▸ **Extracted text**
>>
I want to do this all the time!
I keep getting ideas after the fact that are like, "this is so much better! I wish I'd done that!"
Then again, we're all constantly improving as writers, so I suppose we're always coming up with new and better ideas.
If we started again every time we thought of something better, nothing would get done.
And I'm saying this as someone who spent years making his comic because I did just that.
I totally get where everyone's coming from. Hub JETIRKO is an 8 year old concept that has finally gone somewhere in terms of plotline.
I relayed this briefly on another forum thread, so I won't go into too much detail here. But I reworked the entire plot a couple months ago and things that didn't work together finally did. Sometimes it's what you gotta do.
Good luck to everyone here. It's a big task, but man is it worth it sometimes!
Probably to some extent.
I'm really happy with the vibe of the first half of my story, but after that I felt like the plot strayed a little too far from the core ideas behind everything. I don't really see how I can change it satisfactorily at the moment, and I probably won't seeing as it's already half completed.
I guess if I were to rewrite the second half, I would try to stick to one location. Changing it hurt the pacing a little, in my opinion.
For my comic Crow's Worth, I sort of wish I could rewrite the first chapter and parts of the 3rd chapter.
Mostly because they sort of set up the wrong tone for the series. There are some weird 4th wall breaks that I don't really like looking back. I don't want to delete or replace the old pages because I think people should be allowed to read them if they wanted to. But if I was in a situation where I was asked to adapt the series into a show/movie/game/etc. I would probably ask to have those parts removed.
<<
▸ **Requirement 1**
In the discussion about reworking stories, which formats does the Crow's Worth writer name as possible adaptations of the series?

[Source data]
>>
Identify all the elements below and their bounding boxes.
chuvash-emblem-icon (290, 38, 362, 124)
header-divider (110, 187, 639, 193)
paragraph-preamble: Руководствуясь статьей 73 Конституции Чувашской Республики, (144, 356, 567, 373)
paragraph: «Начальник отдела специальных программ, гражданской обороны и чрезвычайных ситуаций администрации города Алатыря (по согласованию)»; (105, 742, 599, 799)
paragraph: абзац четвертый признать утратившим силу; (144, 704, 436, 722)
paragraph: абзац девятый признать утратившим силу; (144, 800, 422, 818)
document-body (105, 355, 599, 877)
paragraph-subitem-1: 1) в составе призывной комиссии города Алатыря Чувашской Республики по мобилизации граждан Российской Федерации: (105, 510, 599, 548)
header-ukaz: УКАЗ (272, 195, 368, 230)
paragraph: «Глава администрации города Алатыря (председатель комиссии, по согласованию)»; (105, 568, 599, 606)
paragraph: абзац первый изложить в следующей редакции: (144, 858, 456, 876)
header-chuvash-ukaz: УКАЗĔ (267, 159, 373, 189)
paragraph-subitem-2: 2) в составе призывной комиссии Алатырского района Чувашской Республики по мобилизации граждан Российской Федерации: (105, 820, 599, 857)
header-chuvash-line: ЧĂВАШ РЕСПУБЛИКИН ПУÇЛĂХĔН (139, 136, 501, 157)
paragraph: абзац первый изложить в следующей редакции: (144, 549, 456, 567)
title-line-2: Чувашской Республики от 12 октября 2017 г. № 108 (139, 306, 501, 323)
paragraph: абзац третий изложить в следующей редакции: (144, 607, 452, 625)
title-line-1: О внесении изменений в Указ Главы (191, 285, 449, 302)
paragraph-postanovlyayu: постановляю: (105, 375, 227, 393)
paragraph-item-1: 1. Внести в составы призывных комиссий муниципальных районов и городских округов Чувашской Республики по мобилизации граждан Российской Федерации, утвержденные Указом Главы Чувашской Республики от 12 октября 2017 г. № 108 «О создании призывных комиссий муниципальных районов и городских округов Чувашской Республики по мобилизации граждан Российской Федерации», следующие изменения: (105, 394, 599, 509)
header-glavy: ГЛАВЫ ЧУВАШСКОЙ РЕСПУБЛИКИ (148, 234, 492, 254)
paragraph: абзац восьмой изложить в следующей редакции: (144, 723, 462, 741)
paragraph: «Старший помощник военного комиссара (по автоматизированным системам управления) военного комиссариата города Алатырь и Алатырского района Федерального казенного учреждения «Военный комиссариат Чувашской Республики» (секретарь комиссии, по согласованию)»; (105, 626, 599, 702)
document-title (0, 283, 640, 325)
<<
▸ **Requirement 2**
Duplicate the listing from its first line through the line containing "document-body (105, 355, 599, 877)".

▸ **Complete answer 1**
A show, a movie and a game.

▸ **Complete answer 2**
Identify all the elements below and their bounding boxes.
chuvash-emblem-icon (290, 38, 362, 124)
header-divider (110, 187, 639, 193)
paragraph-preamble: Руководствуясь статьей 73 Конституции Чувашской Республики, (144, 356, 567, 373)
paragraph: «Начальник отдела специальных программ, гражданской обороны и чрезвычайных ситуаций администрации города Алатыря (по согласованию)»; (105, 742, 599, 799)
paragraph: абзац четвертый признать утратившим силу; (144, 704, 436, 722)
paragraph: абзац девятый признать утратившим силу; (144, 800, 422, 818)
document-body (105, 355, 599, 877)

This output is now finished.